TASK
Rewrite every item with each occurrence of "new-dot" replaced by "badge-dot", keeping everything else the same. Omit the pictures from your output.
-- start DATASET EXTRACT --
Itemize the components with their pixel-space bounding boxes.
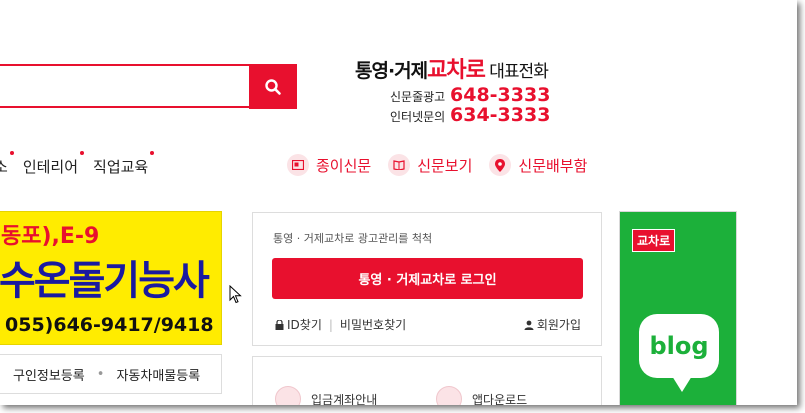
phone-icon — [436, 386, 462, 405]
main-nav: 소 인테리어 직업교육 — [0, 151, 155, 177]
nav-item-label: 직업교육 — [93, 158, 149, 176]
location-pin-icon — [489, 154, 512, 176]
app-download-label: 앱다운로드 — [472, 392, 528, 406]
app-download-link[interactable]: 앱다운로드 — [436, 386, 527, 405]
search-button[interactable] — [249, 64, 297, 109]
banner-line: 동포),E-9 — [1, 224, 100, 249]
account-info-label: 입금계좌안내 — [311, 392, 378, 406]
phone-number: 634-3333 — [450, 104, 551, 126]
brand-logo: 교차로 — [632, 229, 676, 252]
phone-row-inquiry: 인터넷문의 634-3333 — [390, 104, 550, 126]
separator: • — [96, 366, 105, 382]
nav-item-interior[interactable]: 인테리어 — [22, 151, 85, 177]
login-links: ID찾기 | 비밀번호찾기 — [275, 316, 406, 333]
quick-link-view[interactable]: 신문보기 — [388, 154, 472, 176]
new-dot — [80, 151, 85, 155]
page-frame: 통영·거제교차로 대표전화 신문줄광고 648-3333 인터넷문의 634-3… — [0, 0, 797, 405]
find-password-link[interactable]: 비밀번호찾기 — [340, 316, 406, 333]
account-info-link[interactable]: 입금계좌안내 — [275, 386, 377, 405]
find-id-link[interactable]: ID찾기 — [287, 316, 322, 333]
ad-banner[interactable]: 동포),E-9 수온돌기능사 055)646-9417/9418 — [0, 211, 222, 345]
phone-label: 인터넷문의 — [390, 110, 446, 124]
login-button[interactable]: 통영 · 거제교차로 로그인 — [272, 258, 583, 299]
banner-phone: 055)646-9417/9418 — [5, 314, 214, 336]
nav-item-label: 인테리어 — [22, 158, 79, 176]
user-icon — [524, 320, 534, 330]
service-panel: 입금계좌안내 앱다운로드 — [252, 356, 602, 405]
phone-title-region: 통영·거제 — [355, 60, 428, 82]
bubble-tail — [672, 376, 692, 392]
phone-number: 648-3333 — [450, 84, 551, 106]
phone-row-ads: 신문줄광고 648-3333 — [390, 84, 550, 106]
search-input[interactable] — [0, 64, 249, 108]
bank-card-icon — [275, 386, 301, 405]
phone-label: 신문줄광고 — [390, 90, 446, 104]
job-info-register-link[interactable]: 구인정보등록 — [13, 365, 85, 384]
blog-label: blog — [649, 332, 709, 360]
quick-link-label: 신문보기 — [417, 156, 473, 175]
new-dot — [9, 151, 14, 155]
phone-title-suffix: 대표전화 — [484, 62, 549, 82]
login-panel: 통영 · 거제교차로 광고관리를 척척 통영 · 거제교차로 로그인 ID찾기 … — [252, 212, 602, 346]
search-icon — [265, 78, 281, 95]
quick-links: 종이신문 신문보기 신문배부함 — [287, 154, 587, 176]
nav-item-label: 소 — [0, 158, 8, 176]
blog-icon: blog — [639, 314, 719, 378]
representative-phone: 통영·거제교차로 대표전화 신문줄광고 648-3333 인터넷문의 634-3… — [355, 52, 595, 126]
lock-icon — [275, 319, 284, 330]
newspaper-icon — [287, 154, 309, 176]
book-icon — [388, 154, 411, 176]
car-listing-register-link[interactable]: 자동차매물등록 — [116, 365, 200, 384]
quick-link-label: 종이신문 — [316, 156, 372, 175]
nav-item-job-training[interactable]: 직업교육 — [93, 151, 155, 177]
banner-headline: 수온돌기능사 — [0, 258, 210, 304]
phone-title: 통영·거제교차로 대표전화 — [355, 52, 595, 84]
nav-item[interactable]: 소 — [0, 151, 14, 177]
phone-title-brand: 교차로 — [427, 58, 486, 83]
quick-link-distribution-box[interactable]: 신문배부함 — [489, 154, 587, 176]
quick-link-label: 신문배부함 — [518, 156, 588, 175]
quick-link-paper[interactable]: 종이신문 — [287, 154, 371, 176]
registration-links: 구인정보등록 • 자동차매물등록 — [0, 354, 222, 394]
blog-banner[interactable]: 교차로 blog — [619, 211, 737, 405]
new-dot — [150, 151, 155, 155]
join-link[interactable]: 회원가입 — [524, 316, 581, 333]
login-title: 통영 · 거제교차로 광고관리를 척척 — [273, 232, 433, 245]
join-label: 회원가입 — [536, 318, 581, 332]
divider: | — [328, 317, 333, 332]
mouse-cursor-icon — [229, 285, 242, 304]
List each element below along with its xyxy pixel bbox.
-- end DATASET EXTRACT --
FINISHED EXERCISE
Itemize the components with their pixel-space bounding boxes.
phone-icon — [436, 386, 462, 405]
main-nav: 소 인테리어 직업교육 — [0, 151, 155, 177]
nav-item-label: 직업교육 — [93, 158, 149, 176]
location-pin-icon — [489, 154, 512, 176]
app-download-label: 앱다운로드 — [472, 392, 528, 406]
app-download-link[interactable]: 앱다운로드 — [436, 386, 527, 405]
search-button[interactable] — [249, 64, 297, 109]
banner-line: 동포),E-9 — [1, 224, 100, 249]
account-info-label: 입금계좌안내 — [311, 392, 378, 406]
phone-number: 634-3333 — [450, 104, 551, 126]
brand-logo: 교차로 — [632, 229, 676, 252]
phone-row-inquiry: 인터넷문의 634-3333 — [390, 104, 550, 126]
separator: • — [96, 366, 105, 382]
nav-item-interior[interactable]: 인테리어 — [22, 151, 85, 177]
login-links: ID찾기 | 비밀번호찾기 — [275, 316, 406, 333]
quick-link-view[interactable]: 신문보기 — [388, 154, 472, 176]
badge-dot — [80, 151, 85, 155]
page-frame: 통영·거제교차로 대표전화 신문줄광고 648-3333 인터넷문의 634-3… — [0, 0, 797, 405]
find-password-link[interactable]: 비밀번호찾기 — [340, 316, 406, 333]
account-info-link[interactable]: 입금계좌안내 — [275, 386, 377, 405]
find-id-link[interactable]: ID찾기 — [287, 316, 322, 333]
ad-banner[interactable]: 동포),E-9 수온돌기능사 055)646-9417/9418 — [0, 211, 222, 345]
phone-label: 인터넷문의 — [390, 110, 446, 124]
login-button[interactable]: 통영 · 거제교차로 로그인 — [272, 258, 583, 299]
banner-phone: 055)646-9417/9418 — [5, 314, 214, 336]
nav-item-label: 인테리어 — [22, 158, 79, 176]
user-icon — [524, 320, 534, 330]
service-panel: 입금계좌안내 앱다운로드 — [252, 356, 602, 405]
phone-title-region: 통영·거제 — [355, 60, 428, 82]
bubble-tail — [672, 376, 692, 392]
phone-number: 648-3333 — [450, 84, 551, 106]
phone-row-ads: 신문줄광고 648-3333 — [390, 84, 550, 106]
search-input[interactable] — [0, 64, 249, 108]
bank-card-icon — [275, 386, 301, 405]
phone-label: 신문줄광고 — [390, 90, 446, 104]
job-info-register-link[interactable]: 구인정보등록 — [13, 365, 85, 384]
blog-label: blog — [649, 332, 709, 360]
quick-link-label: 신문보기 — [417, 156, 473, 175]
badge-dot — [9, 151, 14, 155]
phone-title-suffix: 대표전화 — [484, 62, 549, 82]
login-panel: 통영 · 거제교차로 광고관리를 척척 통영 · 거제교차로 로그인 ID찾기 … — [252, 212, 602, 346]
search-icon — [265, 78, 281, 95]
quick-links: 종이신문 신문보기 신문배부함 — [287, 154, 587, 176]
nav-item-label: 소 — [0, 158, 8, 176]
blog-icon: blog — [639, 314, 719, 378]
representative-phone: 통영·거제교차로 대표전화 신문줄광고 648-3333 인터넷문의 634-3… — [355, 52, 595, 126]
lock-icon — [275, 319, 284, 330]
newspaper-icon — [287, 154, 309, 176]
book-icon — [388, 154, 411, 176]
car-listing-register-link[interactable]: 자동차매물등록 — [116, 365, 200, 384]
quick-link-label: 종이신문 — [316, 156, 372, 175]
nav-item-job-training[interactable]: 직업교육 — [93, 151, 155, 177]
banner-headline: 수온돌기능사 — [0, 258, 210, 304]
phone-title: 통영·거제교차로 대표전화 — [355, 52, 595, 84]
nav-item[interactable]: 소 — [0, 151, 14, 177]
phone-title-brand: 교차로 — [427, 58, 486, 83]
quick-link-distribution-box[interactable]: 신문배부함 — [489, 154, 587, 176]
quick-link-label: 신문배부함 — [518, 156, 588, 175]
quick-link-paper[interactable]: 종이신문 — [287, 154, 371, 176]
registration-links: 구인정보등록 • 자동차매물등록 — [0, 354, 222, 394]
blog-banner[interactable]: 교차로 blog — [619, 211, 737, 405]
badge-dot — [150, 151, 155, 155]
join-link[interactable]: 회원가입 — [524, 316, 581, 333]
login-title: 통영 · 거제교차로 광고관리를 척척 — [273, 232, 433, 245]
join-label: 회원가입 — [536, 318, 581, 332]
divider: | — [328, 317, 333, 332]
mouse-cursor-icon — [229, 285, 242, 304]
List each element below along with its xyxy pixel bbox.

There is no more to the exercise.